*TASK REQUIREMENTS:*
The records below are to be quoted in full; please keep every word exact.

START EXCERPTED DATA

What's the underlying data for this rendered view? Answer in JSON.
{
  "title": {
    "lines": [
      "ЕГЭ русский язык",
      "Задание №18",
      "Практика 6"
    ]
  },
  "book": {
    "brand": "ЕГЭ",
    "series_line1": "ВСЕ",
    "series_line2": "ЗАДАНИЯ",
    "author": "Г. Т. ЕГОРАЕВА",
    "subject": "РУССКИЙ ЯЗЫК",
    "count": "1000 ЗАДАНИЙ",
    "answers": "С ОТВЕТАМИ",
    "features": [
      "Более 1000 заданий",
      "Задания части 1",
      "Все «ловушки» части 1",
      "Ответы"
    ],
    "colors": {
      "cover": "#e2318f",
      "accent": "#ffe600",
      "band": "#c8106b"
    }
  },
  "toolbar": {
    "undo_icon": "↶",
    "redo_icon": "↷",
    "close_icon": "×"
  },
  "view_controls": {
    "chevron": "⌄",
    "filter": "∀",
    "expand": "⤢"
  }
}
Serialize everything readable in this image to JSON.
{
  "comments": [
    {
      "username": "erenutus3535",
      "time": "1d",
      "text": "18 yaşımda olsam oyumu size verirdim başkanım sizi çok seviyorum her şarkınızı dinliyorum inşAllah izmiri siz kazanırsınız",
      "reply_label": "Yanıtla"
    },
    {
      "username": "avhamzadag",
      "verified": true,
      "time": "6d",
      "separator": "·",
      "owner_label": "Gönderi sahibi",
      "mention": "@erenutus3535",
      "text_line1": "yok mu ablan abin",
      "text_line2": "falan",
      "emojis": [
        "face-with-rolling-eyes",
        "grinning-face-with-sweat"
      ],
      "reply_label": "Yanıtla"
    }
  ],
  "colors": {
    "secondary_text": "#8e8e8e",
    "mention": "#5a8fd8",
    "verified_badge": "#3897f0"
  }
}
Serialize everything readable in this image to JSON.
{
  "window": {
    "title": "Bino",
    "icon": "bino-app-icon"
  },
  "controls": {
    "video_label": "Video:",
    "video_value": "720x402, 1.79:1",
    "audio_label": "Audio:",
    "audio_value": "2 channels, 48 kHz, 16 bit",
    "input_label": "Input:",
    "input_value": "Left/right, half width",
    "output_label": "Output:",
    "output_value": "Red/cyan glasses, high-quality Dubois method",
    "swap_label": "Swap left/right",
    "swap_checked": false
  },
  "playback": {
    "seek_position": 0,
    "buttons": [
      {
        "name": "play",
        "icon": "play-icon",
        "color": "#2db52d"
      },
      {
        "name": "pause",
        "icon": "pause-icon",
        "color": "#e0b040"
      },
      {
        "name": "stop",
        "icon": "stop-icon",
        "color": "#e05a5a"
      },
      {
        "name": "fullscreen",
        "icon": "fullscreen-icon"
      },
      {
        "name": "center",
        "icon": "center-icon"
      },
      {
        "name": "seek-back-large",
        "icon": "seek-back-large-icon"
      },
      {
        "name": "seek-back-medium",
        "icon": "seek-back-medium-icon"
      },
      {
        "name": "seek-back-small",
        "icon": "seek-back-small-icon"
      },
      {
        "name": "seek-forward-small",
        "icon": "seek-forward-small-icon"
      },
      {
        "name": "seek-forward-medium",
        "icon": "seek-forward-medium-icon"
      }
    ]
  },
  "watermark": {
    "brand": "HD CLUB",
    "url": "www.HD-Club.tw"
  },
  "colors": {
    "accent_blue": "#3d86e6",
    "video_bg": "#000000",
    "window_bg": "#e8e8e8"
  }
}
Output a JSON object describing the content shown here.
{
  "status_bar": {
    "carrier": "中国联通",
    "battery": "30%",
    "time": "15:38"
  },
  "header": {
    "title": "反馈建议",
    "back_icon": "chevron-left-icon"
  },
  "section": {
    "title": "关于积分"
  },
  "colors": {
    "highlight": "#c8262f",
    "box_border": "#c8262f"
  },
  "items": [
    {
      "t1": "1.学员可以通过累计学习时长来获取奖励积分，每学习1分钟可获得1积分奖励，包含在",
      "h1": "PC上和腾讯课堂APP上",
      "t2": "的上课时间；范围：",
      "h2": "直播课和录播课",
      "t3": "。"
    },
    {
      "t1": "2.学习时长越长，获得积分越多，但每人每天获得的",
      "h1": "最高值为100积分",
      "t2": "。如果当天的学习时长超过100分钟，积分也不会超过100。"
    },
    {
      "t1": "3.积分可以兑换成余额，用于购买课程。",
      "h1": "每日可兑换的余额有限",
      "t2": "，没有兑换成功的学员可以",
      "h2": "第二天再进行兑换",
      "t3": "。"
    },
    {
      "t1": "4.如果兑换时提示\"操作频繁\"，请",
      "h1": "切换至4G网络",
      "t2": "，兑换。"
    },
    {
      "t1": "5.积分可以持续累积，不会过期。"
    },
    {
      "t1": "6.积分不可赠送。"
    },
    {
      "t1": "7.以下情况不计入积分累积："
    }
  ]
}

END EXCERPTED DATA

*RESULT OF THE TASK:*
What's the underlying data for this rendered view? Answer in JSON.
{
  "title": {
    "lines": [
      "ЕГЭ русский язык",
      "Задание №18",
      "Практика 6"
    ]
  },
  "book": {
    "brand": "ЕГЭ",
    "series_line1": "ВСЕ",
    "series_line2": "ЗАДАНИЯ",
    "author": "Г. Т. ЕГОРАЕВА",
    "subject": "РУССКИЙ ЯЗЫК",
    "count": "1000 ЗАДАНИЙ",
    "answers": "С ОТВЕТАМИ",
    "features": [
      "Более 1000 заданий",
      "Задания части 1",
      "Все «ловушки» части 1",
      "Ответы"
    ],
    "colors": {
      "cover": "#e2318f",
      "accent": "#ffe600",
      "band": "#c8106b"
    }
  },
  "toolbar": {
    "undo_icon": "↶",
    "redo_icon": "↷",
    "close_icon": "×"
  },
  "view_controls": {
    "chevron": "⌄",
    "filter": "∀",
    "expand": "⤢"
  }
}
Serialize everything readable in this image to JSON.
{
  "comments": [
    {
      "username": "erenutus3535",
      "time": "1d",
      "text": "18 yaşımda olsam oyumu size verirdim başkanım sizi çok seviyorum her şarkınızı dinliyorum inşAllah izmiri siz kazanırsınız",
      "reply_label": "Yanıtla"
    },
    {
      "username": "avhamzadag",
      "verified": true,
      "time": "6d",
      "separator": "·",
      "owner_label": "Gönderi sahibi",
      "mention": "@erenutus3535",
      "text_line1": "yok mu ablan abin",
      "text_line2": "falan",
      "emojis": [
        "face-with-rolling-eyes",
        "grinning-face-with-sweat"
      ],
      "reply_label": "Yanıtla"
    }
  ],
  "colors": {
    "secondary_text": "#8e8e8e",
    "mention": "#5a8fd8",
    "verified_badge": "#3897f0"
  }
}
Serialize everything readable in this image to JSON.
{
  "window": {
    "title": "Bino",
    "icon": "bino-app-icon"
  },
  "controls": {
    "video_label": "Video:",
    "video_value": "720x402, 1.79:1",
    "audio_label": "Audio:",
    "audio_value": "2 channels, 48 kHz, 16 bit",
    "input_label": "Input:",
    "input_value": "Left/right, half width",
    "output_label": "Output:",
    "output_value": "Red/cyan glasses, high-quality Dubois method",
    "swap_label": "Swap left/right",
    "swap_checked": false
  },
  "playback": {
    "seek_position": 0,
    "buttons": [
      {
        "name": "play",
        "icon": "play-icon",
        "color": "#2db52d"
      },
      {
        "name": "pause",
        "icon": "pause-icon",
        "color": "#e0b040"
      },
      {
        "name": "stop",
        "icon": "stop-icon",
        "color": "#e05a5a"
      },
      {
        "name": "fullscreen",
        "icon": "fullscreen-icon"
      },
      {
        "name": "center",
        "icon": "center-icon"
      },
      {
        "name": "seek-back-large",
        "icon": "seek-back-large-icon"
      },
      {
        "name": "seek-back-medium",
        "icon": "seek-back-medium-icon"
      },
      {
        "name": "seek-back-small",
        "icon": "seek-back-small-icon"
      },
      {
        "name": "seek-forward-small",
        "icon": "seek-forward-small-icon"
      },
      {
        "name": "seek-forward-medium",
        "icon": "seek-forward-medium-icon"
      }
    ]
  },
  "watermark": {
    "brand": "HD CLUB",
    "url": "www.HD-Club.tw"
  },
  "colors": {
    "accent_blue": "#3d86e6",
    "video_bg": "#000000",
    "window_bg": "#e8e8e8"
  }
}
Output a JSON object describing the content shown here.
{
  "status_bar": {
    "carrier": "中国联通",
    "battery": "30%",
    "time": "15:38"
  },
  "header": {
    "title": "反馈建议",
    "back_icon": "chevron-left-icon"
  },
  "section": {
    "title": "关于积分"
  },
  "colors": {
    "highlight": "#c8262f",
    "box_border": "#c8262f"
  },
  "items": [
    {
      "t1": "1.学员可以通过累计学习时长来获取奖励积分，每学习1分钟可获得1积分奖励，包含在",
      "h1": "PC上和腾讯课堂APP上",
      "t2": "的上课时间；范围：",
      "h2": "直播课和录播课",
      "t3": "。"
    },
    {
      "t1": "2.学习时长越长，获得积分越多，但每人每天获得的",
      "h1": "最高值为100积分",
      "t2": "。如果当天的学习时长超过100分钟，积分也不会超过100。"
    },
    {
      "t1": "3.积分可以兑换成余额，用于购买课程。",
      "h1": "每日可兑换的余额有限",
      "t2": "，没有兑换成功的学员可以",
      "h2": "第二天再进行兑换",
      "t3": "。"
    },
    {
      "t1": "4.如果兑换时提示\"操作频繁\"，请",
      "h1": "切换至4G网络",
      "t2": "，兑换。"
    },
    {
      "t1": "5.积分可以持续累积，不会过期。"
    },
    {
      "t1": "6.积分不可赠送。"
    },
    {
      "t1": "7.以下情况不计入积分累积："
    }
  ]
}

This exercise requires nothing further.